- _Task_: Using the material below, work out how many lines contain the word "Height". Reply with the number and nothing more.

- _Exercise input_:

───

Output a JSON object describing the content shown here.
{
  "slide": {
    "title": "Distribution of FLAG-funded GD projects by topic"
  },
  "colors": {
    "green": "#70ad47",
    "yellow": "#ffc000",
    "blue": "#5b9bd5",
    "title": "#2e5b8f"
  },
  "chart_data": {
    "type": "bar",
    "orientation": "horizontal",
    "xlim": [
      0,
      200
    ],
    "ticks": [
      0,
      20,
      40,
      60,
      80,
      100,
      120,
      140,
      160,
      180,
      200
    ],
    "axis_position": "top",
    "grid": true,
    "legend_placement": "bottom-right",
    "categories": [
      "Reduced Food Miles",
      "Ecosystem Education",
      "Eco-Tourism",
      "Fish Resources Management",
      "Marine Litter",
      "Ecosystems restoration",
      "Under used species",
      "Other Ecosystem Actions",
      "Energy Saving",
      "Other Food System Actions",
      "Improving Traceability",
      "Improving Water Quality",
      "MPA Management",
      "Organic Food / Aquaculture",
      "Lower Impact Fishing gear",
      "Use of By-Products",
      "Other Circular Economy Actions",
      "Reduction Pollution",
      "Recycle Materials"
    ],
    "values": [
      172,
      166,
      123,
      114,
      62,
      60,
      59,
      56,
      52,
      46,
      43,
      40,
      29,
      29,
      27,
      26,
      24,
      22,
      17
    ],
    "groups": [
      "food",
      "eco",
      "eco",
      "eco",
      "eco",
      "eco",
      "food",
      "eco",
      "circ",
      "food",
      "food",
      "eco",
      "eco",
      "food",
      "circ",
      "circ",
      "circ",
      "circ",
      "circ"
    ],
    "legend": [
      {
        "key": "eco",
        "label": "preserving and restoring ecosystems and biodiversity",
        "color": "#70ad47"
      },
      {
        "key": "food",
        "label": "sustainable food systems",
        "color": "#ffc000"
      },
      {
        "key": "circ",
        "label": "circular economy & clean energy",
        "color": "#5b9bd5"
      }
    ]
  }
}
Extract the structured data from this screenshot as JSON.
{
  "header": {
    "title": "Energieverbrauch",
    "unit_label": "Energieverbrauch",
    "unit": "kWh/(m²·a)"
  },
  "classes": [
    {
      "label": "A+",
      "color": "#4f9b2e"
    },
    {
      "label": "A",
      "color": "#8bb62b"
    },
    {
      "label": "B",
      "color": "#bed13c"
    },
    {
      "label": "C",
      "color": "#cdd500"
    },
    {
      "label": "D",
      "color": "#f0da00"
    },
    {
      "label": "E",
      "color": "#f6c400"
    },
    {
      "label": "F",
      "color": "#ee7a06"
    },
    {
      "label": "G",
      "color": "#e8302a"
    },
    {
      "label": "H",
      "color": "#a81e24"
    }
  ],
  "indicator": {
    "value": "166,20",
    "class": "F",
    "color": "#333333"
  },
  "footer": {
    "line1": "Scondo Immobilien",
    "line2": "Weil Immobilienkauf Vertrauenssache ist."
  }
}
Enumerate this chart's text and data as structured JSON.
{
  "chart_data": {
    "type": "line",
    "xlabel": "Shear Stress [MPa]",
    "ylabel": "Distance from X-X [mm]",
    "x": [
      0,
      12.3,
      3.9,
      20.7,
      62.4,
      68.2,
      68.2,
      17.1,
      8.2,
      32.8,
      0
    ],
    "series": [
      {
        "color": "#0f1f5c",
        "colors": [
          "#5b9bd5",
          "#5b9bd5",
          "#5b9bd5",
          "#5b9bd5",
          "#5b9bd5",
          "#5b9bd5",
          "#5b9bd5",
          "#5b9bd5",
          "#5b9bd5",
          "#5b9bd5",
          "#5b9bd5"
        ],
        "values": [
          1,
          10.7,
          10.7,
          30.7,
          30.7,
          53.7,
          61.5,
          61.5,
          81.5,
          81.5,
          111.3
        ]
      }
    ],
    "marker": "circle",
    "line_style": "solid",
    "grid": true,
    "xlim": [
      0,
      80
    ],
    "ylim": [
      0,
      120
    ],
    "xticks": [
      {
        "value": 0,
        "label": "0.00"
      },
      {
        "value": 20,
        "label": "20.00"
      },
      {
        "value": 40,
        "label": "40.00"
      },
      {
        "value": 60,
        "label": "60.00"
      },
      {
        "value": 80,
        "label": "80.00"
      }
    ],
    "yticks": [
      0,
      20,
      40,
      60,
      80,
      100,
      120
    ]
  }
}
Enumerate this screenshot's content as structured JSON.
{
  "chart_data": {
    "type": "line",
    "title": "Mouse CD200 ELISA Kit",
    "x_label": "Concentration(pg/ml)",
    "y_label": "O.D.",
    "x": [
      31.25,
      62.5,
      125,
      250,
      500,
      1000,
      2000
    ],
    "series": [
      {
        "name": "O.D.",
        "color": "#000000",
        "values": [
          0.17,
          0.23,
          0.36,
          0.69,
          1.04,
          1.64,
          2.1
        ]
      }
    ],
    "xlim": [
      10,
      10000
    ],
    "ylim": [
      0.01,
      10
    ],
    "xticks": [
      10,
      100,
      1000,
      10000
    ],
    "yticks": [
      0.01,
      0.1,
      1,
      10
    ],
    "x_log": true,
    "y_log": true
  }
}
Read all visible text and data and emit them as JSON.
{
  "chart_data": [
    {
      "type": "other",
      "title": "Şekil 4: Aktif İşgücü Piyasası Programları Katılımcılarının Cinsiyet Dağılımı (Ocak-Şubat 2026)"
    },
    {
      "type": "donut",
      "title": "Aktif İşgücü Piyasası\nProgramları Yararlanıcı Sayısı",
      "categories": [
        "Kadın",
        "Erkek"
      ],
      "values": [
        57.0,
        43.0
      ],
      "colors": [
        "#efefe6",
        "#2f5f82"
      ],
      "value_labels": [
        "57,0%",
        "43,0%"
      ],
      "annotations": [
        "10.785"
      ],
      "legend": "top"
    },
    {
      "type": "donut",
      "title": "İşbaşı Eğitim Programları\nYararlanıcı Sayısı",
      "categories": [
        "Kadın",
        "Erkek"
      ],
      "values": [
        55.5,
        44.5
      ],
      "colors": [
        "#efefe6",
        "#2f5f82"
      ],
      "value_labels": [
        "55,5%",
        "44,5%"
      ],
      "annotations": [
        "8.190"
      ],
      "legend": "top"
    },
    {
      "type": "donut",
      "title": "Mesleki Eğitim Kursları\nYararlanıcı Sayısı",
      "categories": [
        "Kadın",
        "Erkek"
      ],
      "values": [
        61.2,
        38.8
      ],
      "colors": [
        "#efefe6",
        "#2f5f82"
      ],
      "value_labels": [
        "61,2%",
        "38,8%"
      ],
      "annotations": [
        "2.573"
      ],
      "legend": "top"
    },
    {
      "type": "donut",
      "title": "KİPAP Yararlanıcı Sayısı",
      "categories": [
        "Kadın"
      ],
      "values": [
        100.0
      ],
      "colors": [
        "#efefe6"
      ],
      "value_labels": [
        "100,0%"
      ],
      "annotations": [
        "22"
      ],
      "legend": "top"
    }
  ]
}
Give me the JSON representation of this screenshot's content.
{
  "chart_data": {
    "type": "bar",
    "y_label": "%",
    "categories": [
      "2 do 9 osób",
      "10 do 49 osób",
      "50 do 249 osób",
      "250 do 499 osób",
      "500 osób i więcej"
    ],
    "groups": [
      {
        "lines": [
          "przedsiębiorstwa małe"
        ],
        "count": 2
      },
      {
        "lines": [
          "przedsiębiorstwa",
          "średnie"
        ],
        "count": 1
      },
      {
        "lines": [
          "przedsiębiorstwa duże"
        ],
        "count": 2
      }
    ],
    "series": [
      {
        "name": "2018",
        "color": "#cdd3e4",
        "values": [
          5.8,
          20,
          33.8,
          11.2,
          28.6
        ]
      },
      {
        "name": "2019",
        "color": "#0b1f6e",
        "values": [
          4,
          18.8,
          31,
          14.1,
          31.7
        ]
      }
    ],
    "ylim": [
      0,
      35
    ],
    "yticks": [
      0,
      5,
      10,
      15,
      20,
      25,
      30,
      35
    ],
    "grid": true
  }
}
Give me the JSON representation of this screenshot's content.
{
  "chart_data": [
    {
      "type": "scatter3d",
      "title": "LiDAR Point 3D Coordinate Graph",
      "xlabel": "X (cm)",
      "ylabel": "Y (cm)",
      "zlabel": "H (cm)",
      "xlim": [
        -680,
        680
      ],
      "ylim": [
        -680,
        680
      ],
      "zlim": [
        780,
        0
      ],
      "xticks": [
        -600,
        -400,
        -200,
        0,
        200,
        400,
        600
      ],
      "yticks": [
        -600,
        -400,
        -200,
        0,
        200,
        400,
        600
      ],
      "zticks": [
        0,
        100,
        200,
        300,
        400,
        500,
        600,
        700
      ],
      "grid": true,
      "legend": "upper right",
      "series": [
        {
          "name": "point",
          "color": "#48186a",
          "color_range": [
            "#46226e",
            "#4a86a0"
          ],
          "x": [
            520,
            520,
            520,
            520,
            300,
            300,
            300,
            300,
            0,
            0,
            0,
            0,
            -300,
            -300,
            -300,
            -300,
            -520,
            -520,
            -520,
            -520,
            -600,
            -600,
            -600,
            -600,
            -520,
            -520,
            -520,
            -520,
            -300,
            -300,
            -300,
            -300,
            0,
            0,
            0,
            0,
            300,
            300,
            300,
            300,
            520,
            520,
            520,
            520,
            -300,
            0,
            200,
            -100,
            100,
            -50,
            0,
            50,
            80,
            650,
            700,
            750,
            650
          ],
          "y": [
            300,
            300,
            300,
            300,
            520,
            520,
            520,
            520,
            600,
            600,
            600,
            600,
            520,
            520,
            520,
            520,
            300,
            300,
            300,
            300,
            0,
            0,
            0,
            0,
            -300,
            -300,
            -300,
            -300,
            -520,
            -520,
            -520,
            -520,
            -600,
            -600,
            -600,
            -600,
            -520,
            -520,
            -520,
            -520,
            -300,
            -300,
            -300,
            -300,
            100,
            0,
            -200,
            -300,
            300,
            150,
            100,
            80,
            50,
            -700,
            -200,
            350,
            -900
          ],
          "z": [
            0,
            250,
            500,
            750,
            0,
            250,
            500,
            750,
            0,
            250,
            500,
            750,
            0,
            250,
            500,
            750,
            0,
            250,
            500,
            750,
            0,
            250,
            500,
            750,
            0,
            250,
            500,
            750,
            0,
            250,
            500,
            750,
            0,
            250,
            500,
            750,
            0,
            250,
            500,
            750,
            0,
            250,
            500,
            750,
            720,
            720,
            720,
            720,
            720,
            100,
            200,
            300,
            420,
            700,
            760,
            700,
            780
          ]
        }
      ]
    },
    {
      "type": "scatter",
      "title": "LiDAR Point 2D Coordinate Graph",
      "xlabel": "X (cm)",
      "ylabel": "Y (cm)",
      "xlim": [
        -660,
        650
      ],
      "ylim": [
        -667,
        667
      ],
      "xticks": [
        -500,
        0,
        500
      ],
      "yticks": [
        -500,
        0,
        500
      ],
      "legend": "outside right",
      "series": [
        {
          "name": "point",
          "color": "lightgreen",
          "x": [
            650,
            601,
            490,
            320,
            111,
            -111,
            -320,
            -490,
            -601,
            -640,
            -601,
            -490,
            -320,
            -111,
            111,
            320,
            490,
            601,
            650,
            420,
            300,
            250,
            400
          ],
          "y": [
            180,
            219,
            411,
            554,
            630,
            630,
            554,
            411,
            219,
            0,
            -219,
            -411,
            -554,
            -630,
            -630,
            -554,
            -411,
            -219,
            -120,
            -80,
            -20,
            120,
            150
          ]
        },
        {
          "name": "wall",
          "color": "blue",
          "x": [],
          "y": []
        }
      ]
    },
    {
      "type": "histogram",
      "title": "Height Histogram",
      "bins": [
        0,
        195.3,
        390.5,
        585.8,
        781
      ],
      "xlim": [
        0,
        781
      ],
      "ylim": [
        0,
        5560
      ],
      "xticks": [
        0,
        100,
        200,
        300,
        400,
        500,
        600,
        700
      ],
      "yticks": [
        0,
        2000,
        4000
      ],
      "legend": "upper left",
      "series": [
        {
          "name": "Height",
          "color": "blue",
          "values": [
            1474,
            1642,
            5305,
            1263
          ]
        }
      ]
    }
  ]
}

───

- _The reply_: 2